§ RECORDS TO PROCESS:
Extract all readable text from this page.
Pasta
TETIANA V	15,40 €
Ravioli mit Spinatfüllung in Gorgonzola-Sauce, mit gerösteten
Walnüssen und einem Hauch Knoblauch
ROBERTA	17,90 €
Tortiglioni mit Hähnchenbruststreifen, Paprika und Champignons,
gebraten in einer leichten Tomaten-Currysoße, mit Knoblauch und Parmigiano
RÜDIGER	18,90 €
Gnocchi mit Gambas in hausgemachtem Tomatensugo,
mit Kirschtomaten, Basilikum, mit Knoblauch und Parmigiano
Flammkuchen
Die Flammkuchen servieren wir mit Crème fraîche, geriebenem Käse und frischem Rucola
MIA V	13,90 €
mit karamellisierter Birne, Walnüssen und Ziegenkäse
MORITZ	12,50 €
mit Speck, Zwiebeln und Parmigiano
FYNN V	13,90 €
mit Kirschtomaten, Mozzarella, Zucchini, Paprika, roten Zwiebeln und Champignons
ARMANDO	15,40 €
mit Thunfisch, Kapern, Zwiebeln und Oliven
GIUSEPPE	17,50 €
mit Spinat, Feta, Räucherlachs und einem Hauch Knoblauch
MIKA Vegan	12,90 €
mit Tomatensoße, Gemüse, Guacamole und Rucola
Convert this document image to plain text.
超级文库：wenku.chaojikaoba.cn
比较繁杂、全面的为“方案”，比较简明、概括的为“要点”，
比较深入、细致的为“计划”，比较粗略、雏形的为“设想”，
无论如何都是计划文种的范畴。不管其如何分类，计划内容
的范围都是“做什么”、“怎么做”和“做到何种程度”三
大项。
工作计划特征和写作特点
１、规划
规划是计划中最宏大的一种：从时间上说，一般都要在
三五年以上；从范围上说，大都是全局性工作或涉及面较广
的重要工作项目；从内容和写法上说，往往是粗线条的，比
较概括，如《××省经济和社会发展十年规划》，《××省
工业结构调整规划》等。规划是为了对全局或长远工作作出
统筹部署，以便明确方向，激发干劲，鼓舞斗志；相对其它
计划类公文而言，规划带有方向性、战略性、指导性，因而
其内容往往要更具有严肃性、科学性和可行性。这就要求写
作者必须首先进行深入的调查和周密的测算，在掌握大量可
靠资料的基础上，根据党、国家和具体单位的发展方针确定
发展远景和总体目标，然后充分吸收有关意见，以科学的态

...

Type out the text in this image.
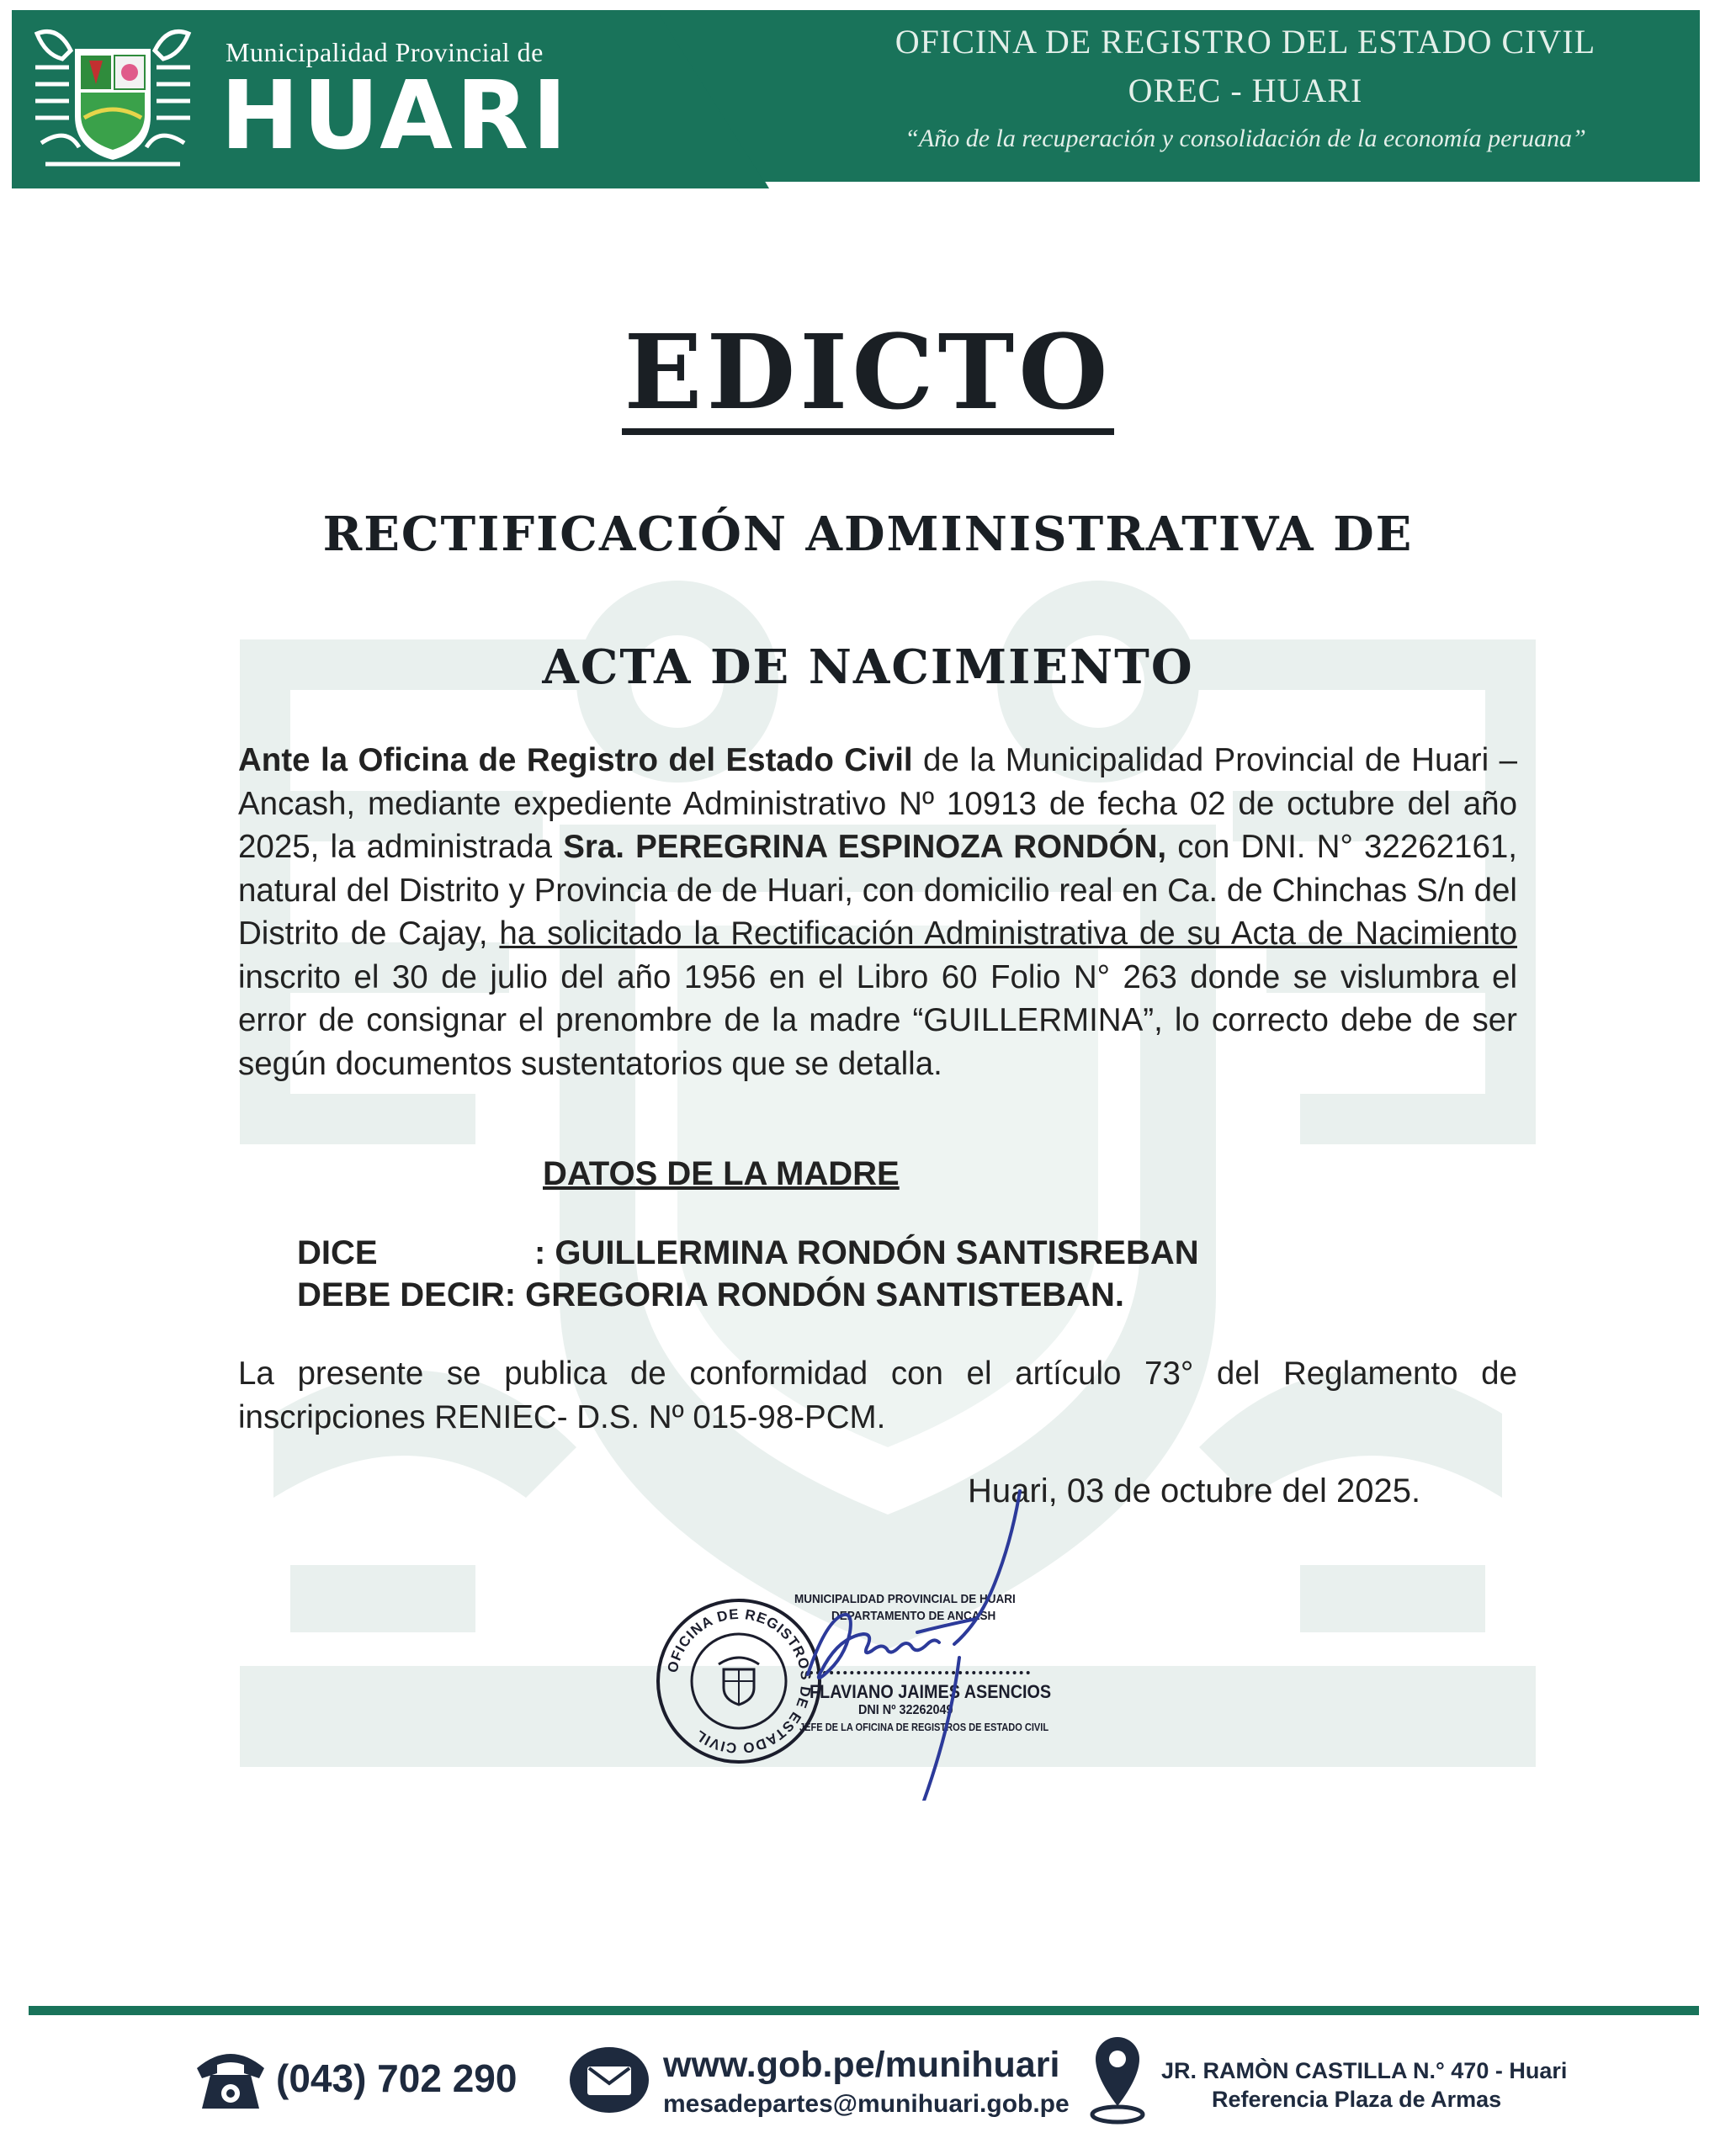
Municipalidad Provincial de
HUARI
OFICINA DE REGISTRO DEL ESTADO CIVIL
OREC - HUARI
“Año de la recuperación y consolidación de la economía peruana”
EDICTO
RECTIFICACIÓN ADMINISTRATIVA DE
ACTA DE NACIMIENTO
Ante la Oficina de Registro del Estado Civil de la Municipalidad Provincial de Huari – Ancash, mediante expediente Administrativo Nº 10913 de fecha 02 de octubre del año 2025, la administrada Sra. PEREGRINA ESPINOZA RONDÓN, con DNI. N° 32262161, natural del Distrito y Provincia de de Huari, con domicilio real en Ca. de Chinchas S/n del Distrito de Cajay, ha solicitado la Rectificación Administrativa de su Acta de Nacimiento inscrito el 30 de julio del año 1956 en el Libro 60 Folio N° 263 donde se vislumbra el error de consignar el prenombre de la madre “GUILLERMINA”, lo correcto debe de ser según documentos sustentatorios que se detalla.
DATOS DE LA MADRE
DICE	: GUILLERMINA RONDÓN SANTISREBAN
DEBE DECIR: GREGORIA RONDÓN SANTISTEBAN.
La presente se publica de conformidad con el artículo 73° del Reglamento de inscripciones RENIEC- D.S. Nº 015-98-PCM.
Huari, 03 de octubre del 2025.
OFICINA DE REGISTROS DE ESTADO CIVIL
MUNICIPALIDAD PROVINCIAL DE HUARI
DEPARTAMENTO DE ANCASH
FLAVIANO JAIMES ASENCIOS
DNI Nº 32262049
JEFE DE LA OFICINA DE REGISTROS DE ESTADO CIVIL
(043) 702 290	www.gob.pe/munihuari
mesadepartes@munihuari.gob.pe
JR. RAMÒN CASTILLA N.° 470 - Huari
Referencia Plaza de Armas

§ SET TASK: Scan the records for the string "Rucola". Copy each line in which it appears.

§ ANSWER TO THIS PROBLEM:
Die Flammkuchen servieren wir mit Crème fraîche, geriebenem Käse und frischem Rucola
mit Tomatensoße, Gemüse, Guacamole und Rucola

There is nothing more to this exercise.